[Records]
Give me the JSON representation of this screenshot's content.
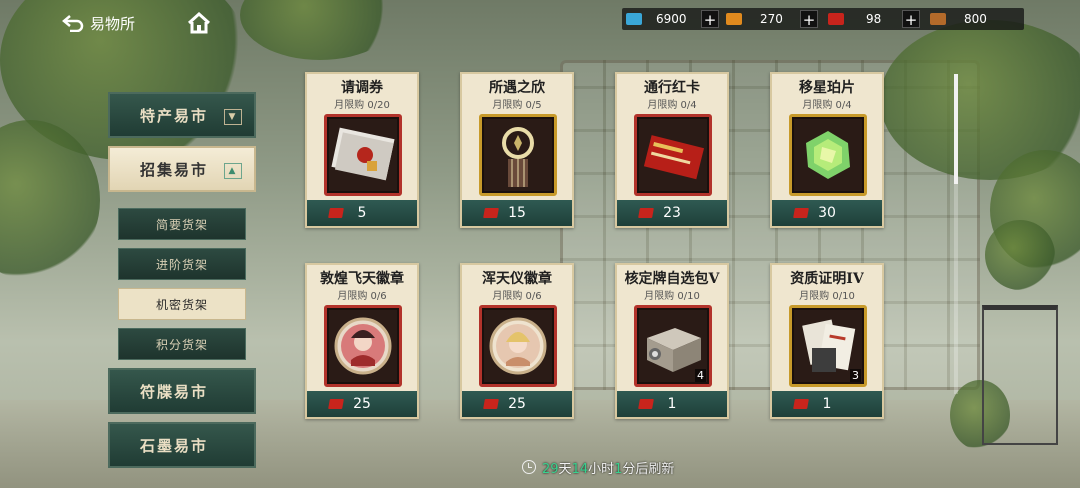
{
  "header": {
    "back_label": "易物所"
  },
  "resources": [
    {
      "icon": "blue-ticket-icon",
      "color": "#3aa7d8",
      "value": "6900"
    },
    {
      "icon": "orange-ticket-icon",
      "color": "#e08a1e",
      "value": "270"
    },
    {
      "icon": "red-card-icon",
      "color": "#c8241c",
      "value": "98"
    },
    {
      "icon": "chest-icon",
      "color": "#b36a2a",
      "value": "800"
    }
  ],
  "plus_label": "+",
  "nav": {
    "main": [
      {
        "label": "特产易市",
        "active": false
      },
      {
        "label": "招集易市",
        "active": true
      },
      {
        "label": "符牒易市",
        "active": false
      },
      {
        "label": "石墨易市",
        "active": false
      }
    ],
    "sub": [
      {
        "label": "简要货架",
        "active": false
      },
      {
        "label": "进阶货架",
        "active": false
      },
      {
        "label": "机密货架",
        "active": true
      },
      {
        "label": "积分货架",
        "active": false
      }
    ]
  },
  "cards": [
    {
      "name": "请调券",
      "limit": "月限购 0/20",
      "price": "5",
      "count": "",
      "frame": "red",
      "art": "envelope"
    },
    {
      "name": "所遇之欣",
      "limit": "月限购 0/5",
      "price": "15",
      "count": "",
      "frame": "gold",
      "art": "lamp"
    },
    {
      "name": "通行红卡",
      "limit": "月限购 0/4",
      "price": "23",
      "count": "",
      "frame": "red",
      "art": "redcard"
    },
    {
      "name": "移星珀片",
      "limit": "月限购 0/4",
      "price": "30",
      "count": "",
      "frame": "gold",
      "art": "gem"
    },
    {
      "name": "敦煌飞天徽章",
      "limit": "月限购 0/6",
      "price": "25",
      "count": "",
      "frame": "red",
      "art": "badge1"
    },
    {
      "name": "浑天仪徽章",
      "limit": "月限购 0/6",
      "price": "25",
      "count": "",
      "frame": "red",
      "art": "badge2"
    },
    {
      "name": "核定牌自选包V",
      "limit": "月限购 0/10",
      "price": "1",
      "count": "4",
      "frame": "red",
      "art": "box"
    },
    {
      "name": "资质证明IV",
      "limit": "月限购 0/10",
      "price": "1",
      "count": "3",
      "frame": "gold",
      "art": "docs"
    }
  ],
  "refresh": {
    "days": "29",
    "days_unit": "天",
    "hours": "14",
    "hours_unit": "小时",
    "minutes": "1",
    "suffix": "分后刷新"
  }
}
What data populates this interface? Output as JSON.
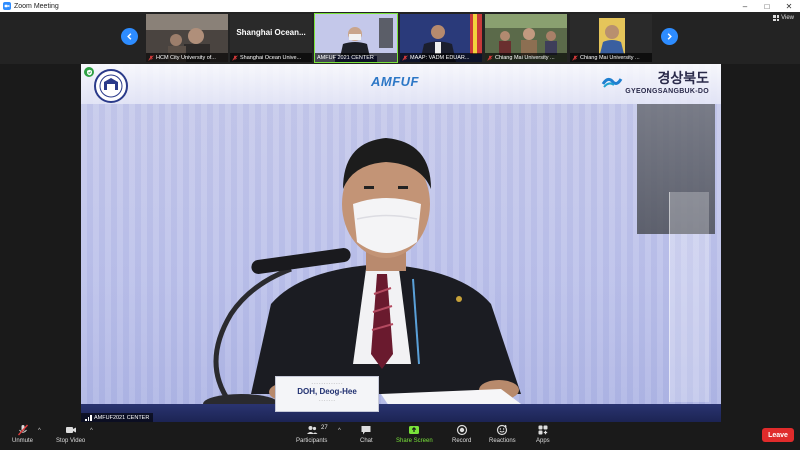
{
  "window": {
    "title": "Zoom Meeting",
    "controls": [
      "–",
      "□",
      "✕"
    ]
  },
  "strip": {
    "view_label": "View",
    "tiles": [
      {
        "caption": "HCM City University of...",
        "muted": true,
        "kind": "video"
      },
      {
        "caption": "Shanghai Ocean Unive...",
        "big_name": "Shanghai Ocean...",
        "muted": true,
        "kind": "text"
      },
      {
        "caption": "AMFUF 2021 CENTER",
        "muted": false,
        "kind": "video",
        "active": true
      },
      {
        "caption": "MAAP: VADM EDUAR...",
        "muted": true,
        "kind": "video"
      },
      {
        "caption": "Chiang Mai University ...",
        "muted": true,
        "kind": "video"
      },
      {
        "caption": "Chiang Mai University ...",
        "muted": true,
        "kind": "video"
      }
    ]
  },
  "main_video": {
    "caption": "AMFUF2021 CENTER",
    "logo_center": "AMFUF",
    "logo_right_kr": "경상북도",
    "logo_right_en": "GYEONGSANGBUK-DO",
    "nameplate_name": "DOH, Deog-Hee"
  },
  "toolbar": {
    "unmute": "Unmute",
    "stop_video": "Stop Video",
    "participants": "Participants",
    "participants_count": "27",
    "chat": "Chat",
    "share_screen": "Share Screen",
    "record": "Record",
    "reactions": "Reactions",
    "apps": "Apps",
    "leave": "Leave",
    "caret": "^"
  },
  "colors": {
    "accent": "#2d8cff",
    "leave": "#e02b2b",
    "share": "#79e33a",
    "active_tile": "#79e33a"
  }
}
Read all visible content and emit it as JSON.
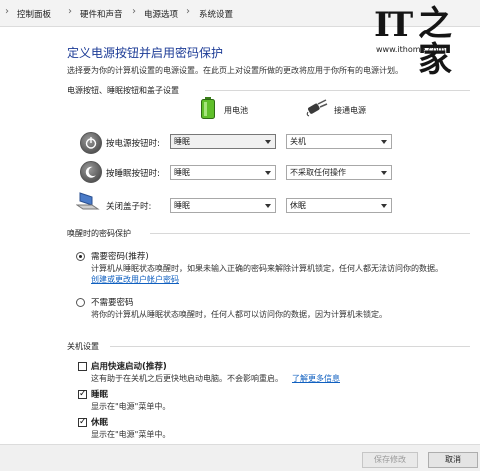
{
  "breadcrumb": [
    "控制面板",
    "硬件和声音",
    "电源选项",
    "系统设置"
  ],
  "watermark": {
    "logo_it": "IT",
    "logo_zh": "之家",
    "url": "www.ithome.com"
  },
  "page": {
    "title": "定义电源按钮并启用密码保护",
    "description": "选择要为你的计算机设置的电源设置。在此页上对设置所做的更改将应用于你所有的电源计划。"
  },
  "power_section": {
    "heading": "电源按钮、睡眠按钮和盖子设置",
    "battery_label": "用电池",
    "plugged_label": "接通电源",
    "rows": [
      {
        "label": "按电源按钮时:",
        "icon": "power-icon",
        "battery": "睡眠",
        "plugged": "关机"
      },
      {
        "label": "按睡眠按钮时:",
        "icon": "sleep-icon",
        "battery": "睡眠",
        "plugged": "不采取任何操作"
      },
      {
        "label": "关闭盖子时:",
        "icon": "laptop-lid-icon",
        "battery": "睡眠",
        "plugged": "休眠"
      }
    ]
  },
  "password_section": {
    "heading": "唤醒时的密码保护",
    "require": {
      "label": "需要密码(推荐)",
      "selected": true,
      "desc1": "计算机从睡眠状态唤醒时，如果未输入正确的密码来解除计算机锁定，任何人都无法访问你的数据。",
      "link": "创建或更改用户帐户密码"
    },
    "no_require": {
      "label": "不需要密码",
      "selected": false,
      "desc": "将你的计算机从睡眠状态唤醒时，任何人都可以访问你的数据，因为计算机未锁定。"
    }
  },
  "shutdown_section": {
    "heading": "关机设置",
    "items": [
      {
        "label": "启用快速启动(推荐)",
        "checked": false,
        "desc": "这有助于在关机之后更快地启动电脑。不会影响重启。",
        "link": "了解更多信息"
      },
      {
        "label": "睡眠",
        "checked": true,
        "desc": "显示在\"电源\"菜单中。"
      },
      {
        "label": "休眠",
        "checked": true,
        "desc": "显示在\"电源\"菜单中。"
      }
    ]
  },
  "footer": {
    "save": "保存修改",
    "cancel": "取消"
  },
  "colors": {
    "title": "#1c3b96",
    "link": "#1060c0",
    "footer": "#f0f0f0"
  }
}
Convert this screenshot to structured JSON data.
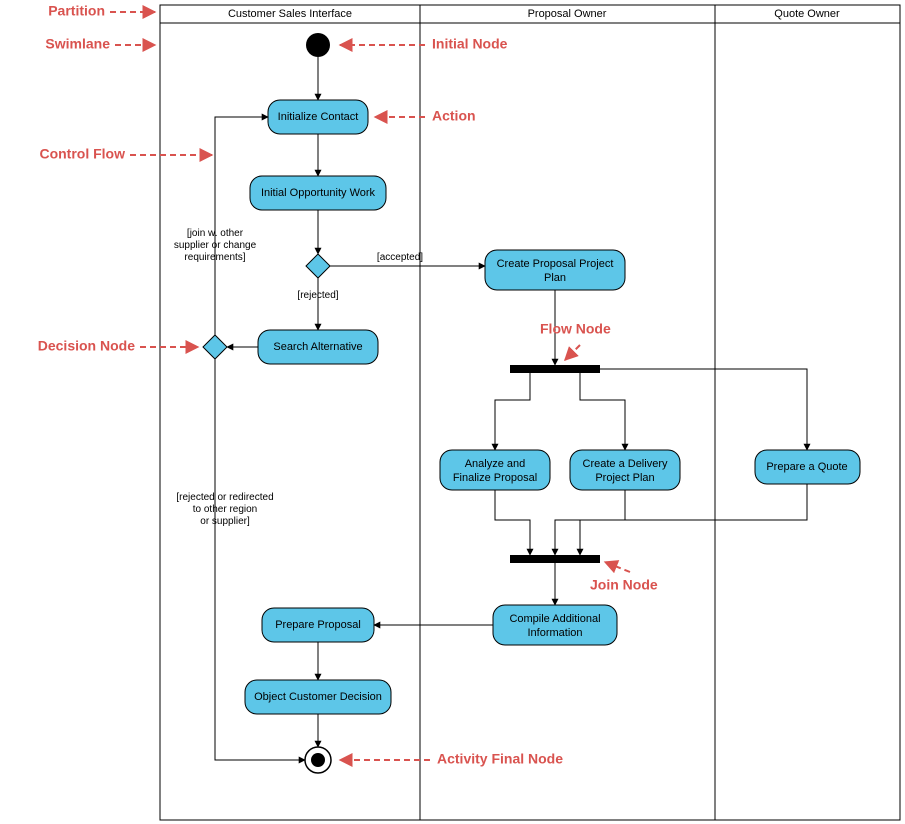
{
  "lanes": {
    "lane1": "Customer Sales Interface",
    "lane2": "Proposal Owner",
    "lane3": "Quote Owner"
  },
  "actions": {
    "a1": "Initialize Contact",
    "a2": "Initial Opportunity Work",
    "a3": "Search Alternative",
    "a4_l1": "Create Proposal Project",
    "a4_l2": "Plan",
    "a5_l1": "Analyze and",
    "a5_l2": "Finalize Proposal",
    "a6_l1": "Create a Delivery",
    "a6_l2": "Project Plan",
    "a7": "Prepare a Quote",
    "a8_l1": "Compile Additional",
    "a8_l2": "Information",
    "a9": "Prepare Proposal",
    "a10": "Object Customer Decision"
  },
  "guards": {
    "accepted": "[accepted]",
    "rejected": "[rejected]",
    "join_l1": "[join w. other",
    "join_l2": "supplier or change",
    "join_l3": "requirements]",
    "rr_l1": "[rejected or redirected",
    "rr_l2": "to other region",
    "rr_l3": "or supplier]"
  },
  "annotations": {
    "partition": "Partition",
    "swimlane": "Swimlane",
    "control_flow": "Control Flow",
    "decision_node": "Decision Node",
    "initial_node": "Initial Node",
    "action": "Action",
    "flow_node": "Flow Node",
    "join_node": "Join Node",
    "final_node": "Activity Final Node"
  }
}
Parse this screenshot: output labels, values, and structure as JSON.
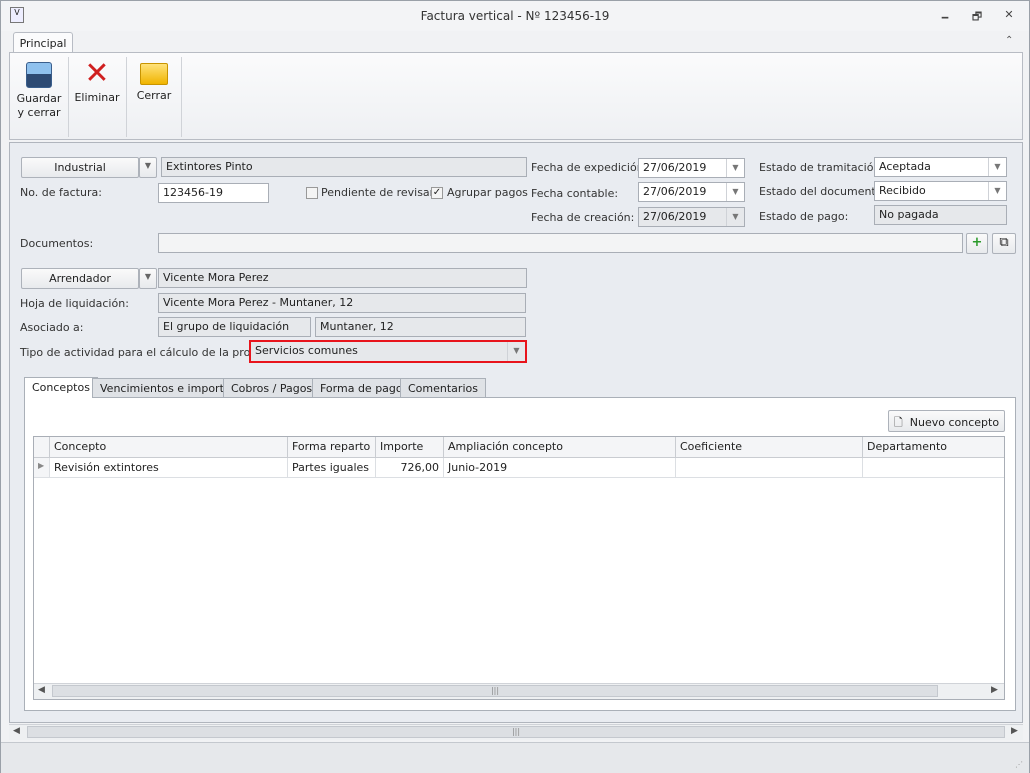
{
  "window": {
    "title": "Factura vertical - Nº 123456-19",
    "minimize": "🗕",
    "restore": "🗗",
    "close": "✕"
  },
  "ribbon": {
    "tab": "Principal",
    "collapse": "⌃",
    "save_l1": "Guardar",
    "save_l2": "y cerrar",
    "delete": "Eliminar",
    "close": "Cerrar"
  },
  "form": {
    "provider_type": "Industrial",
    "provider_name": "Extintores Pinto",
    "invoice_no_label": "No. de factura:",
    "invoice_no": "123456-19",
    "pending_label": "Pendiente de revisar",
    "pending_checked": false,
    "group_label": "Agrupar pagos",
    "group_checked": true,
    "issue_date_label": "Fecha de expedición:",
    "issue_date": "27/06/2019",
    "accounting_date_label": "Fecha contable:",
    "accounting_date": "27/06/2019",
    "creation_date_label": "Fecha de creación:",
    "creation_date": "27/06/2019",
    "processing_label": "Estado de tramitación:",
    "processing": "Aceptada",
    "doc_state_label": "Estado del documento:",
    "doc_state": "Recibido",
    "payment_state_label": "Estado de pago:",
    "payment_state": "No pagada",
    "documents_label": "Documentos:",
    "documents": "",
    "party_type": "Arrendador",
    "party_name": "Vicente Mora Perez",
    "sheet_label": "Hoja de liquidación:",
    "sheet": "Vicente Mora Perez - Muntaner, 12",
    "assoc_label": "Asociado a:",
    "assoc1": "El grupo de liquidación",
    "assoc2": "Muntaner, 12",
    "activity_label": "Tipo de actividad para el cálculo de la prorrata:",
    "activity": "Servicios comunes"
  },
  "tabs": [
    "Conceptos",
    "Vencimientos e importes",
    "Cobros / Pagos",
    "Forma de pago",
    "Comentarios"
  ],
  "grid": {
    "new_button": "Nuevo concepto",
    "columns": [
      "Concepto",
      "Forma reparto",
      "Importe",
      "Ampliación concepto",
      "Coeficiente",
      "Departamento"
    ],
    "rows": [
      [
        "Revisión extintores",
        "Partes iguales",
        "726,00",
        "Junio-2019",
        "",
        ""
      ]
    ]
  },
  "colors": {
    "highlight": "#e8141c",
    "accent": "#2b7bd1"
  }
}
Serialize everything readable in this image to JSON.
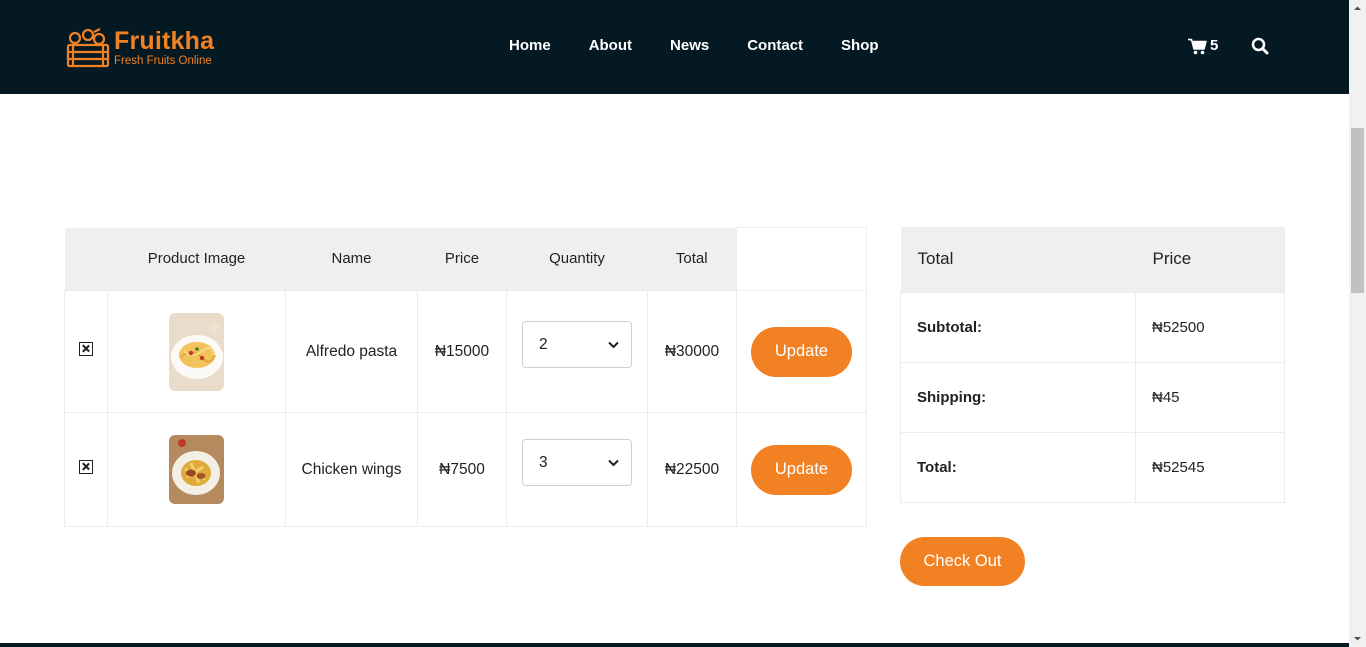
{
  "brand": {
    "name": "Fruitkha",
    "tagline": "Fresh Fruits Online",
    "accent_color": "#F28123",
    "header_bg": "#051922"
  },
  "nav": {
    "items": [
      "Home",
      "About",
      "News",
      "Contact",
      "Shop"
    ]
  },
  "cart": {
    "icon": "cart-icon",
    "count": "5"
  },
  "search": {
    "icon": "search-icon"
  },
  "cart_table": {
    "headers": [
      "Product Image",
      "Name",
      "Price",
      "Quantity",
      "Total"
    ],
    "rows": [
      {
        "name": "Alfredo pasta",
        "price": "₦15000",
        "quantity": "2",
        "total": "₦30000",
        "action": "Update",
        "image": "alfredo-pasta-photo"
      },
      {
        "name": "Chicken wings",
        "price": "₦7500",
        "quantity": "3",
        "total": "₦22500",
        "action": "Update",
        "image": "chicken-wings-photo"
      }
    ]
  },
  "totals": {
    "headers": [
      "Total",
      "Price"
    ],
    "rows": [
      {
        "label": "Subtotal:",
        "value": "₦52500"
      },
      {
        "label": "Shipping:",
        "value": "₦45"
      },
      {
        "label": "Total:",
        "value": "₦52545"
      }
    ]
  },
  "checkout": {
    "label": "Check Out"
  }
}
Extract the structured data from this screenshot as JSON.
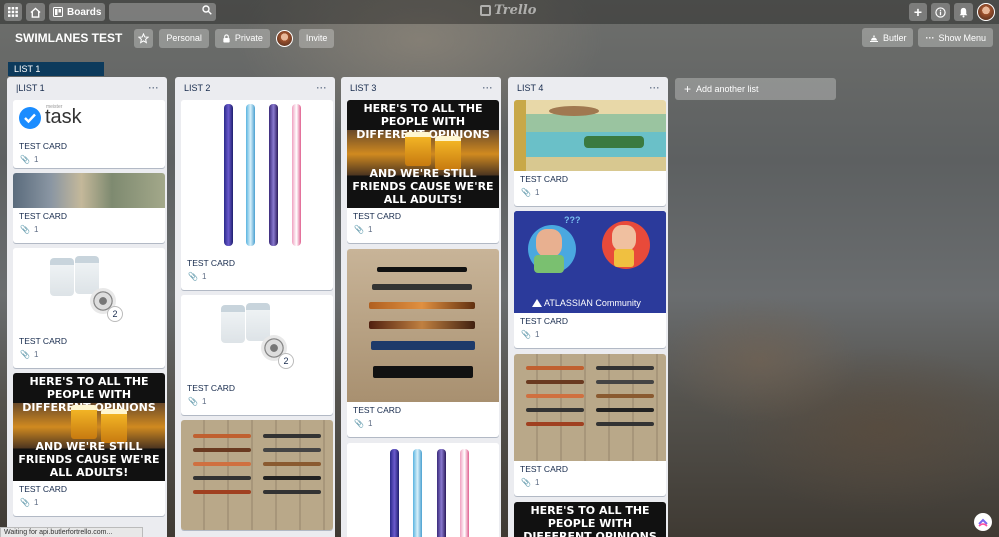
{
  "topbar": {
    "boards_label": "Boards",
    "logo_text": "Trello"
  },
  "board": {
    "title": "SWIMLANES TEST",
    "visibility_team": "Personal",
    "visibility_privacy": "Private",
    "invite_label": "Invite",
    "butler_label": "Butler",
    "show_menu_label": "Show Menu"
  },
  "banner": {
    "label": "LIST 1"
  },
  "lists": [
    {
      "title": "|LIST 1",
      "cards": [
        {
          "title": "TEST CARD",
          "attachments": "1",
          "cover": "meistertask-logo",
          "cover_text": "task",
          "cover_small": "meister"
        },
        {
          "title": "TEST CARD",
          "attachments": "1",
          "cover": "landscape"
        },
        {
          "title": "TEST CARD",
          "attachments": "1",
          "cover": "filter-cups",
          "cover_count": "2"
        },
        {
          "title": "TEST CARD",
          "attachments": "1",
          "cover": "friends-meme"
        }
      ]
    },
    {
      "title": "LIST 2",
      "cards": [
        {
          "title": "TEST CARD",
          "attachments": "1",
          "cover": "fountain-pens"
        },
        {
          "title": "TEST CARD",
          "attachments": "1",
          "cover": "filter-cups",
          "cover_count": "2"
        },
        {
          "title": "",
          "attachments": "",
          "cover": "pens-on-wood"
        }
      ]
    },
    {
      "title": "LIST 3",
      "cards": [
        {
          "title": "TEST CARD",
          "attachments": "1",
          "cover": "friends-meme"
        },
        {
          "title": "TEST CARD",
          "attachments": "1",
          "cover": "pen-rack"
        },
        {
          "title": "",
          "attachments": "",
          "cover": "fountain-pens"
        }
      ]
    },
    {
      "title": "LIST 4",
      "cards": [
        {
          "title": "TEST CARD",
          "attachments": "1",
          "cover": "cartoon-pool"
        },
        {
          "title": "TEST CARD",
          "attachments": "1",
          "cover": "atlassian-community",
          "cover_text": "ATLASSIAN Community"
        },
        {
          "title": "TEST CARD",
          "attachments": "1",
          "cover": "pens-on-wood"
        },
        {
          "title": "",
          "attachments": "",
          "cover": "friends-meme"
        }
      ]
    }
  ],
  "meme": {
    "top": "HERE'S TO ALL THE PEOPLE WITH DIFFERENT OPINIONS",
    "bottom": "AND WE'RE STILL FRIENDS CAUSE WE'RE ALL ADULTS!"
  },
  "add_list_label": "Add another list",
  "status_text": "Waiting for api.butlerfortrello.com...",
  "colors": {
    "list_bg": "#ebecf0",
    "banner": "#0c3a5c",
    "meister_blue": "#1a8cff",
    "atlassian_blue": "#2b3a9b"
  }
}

EXERCISE DESCRIPTION:
Return only the number of lines in the data above that include the word "photo".

OUTPUT FOR THIS TASK:
2